EXERCISE AIM: Omit the pictures from the entries below and retype everything else exactly.

(Records)
######

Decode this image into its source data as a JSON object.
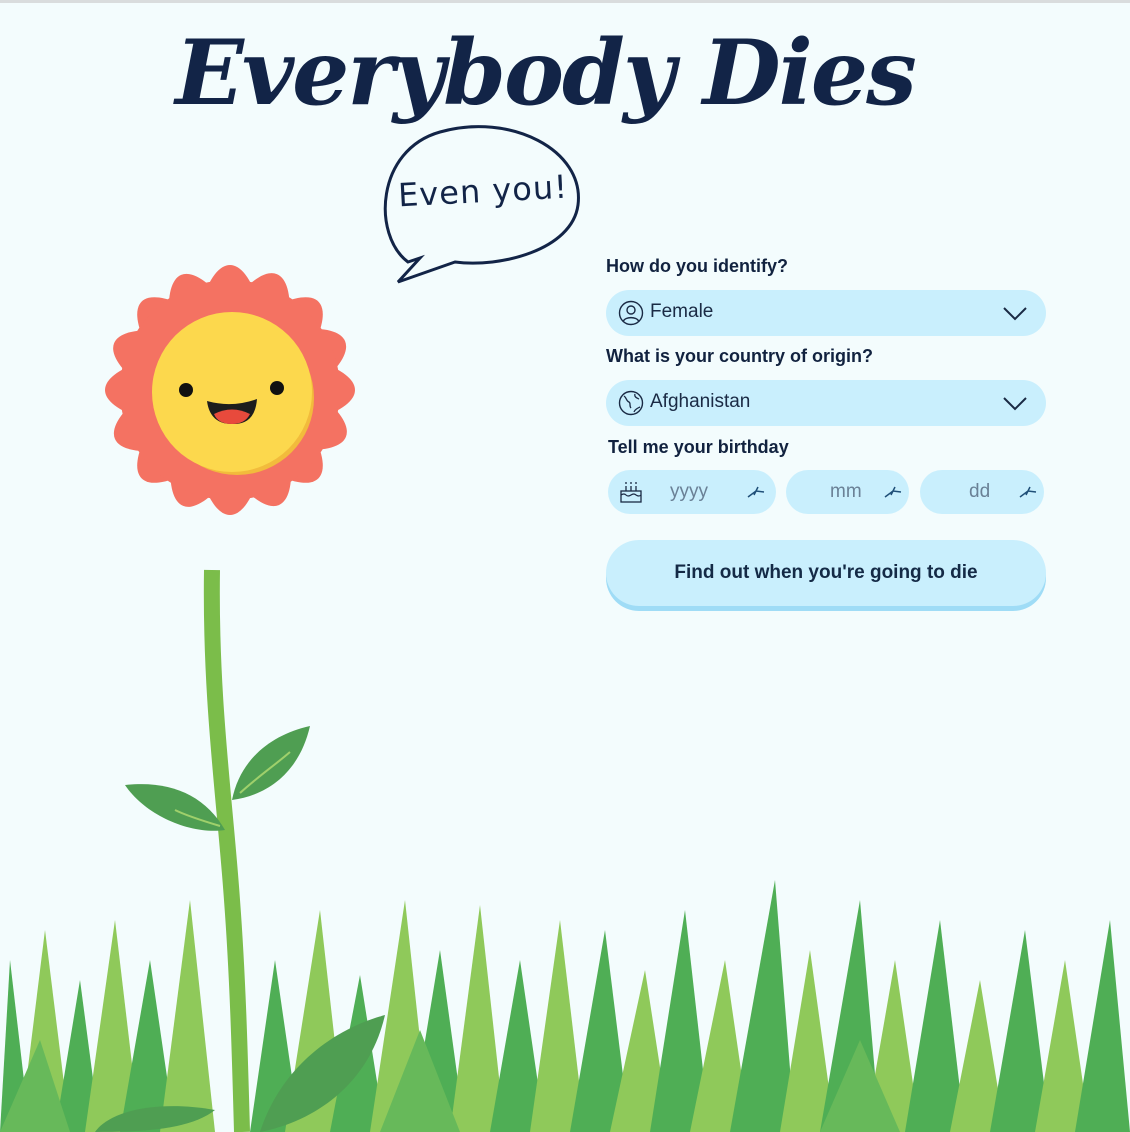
{
  "page": {
    "title": "Everybody Dies",
    "bubble_text": "Even you!"
  },
  "form": {
    "gender": {
      "label": "How do you identify?",
      "value": "Female",
      "icon": "user-circle-icon"
    },
    "country": {
      "label": "What is your country of origin?",
      "value": "Afghanistan",
      "icon": "globe-icon"
    },
    "birthday": {
      "label": "Tell me your birthday",
      "year_placeholder": "yyyy",
      "month_placeholder": "mm",
      "day_placeholder": "dd",
      "icon": "birthday-cake-icon"
    },
    "submit_label": "Find out when you're going to die"
  },
  "colors": {
    "background": "#f3fcfd",
    "input_fill": "#c9effd",
    "text_dark": "#11223f",
    "petal": "#f47262",
    "face": "#fcd84d",
    "grass_dark": "#4fae55",
    "grass_light": "#8fc95a"
  }
}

######

RESULT BELOW:
Decode this image into its source data as a JSON object.
{
  "page": {
    "title": "Everybody Dies",
    "bubble_text": "Even you!"
  },
  "form": {
    "gender": {
      "label": "How do you identify?",
      "value": "Female",
      "icon": "user-circle-icon"
    },
    "country": {
      "label": "What is your country of origin?",
      "value": "Afghanistan",
      "icon": "globe-icon"
    },
    "birthday": {
      "label": "Tell me your birthday",
      "year_placeholder": "yyyy",
      "month_placeholder": "mm",
      "day_placeholder": "dd",
      "icon": "birthday-cake-icon"
    },
    "submit_label": "Find out when you're going to die"
  },
  "colors": {
    "background": "#f3fcfd",
    "input_fill": "#c9effd",
    "text_dark": "#11223f",
    "petal": "#f47262",
    "face": "#fcd84d",
    "grass_dark": "#4fae55",
    "grass_light": "#8fc95a"
  }
}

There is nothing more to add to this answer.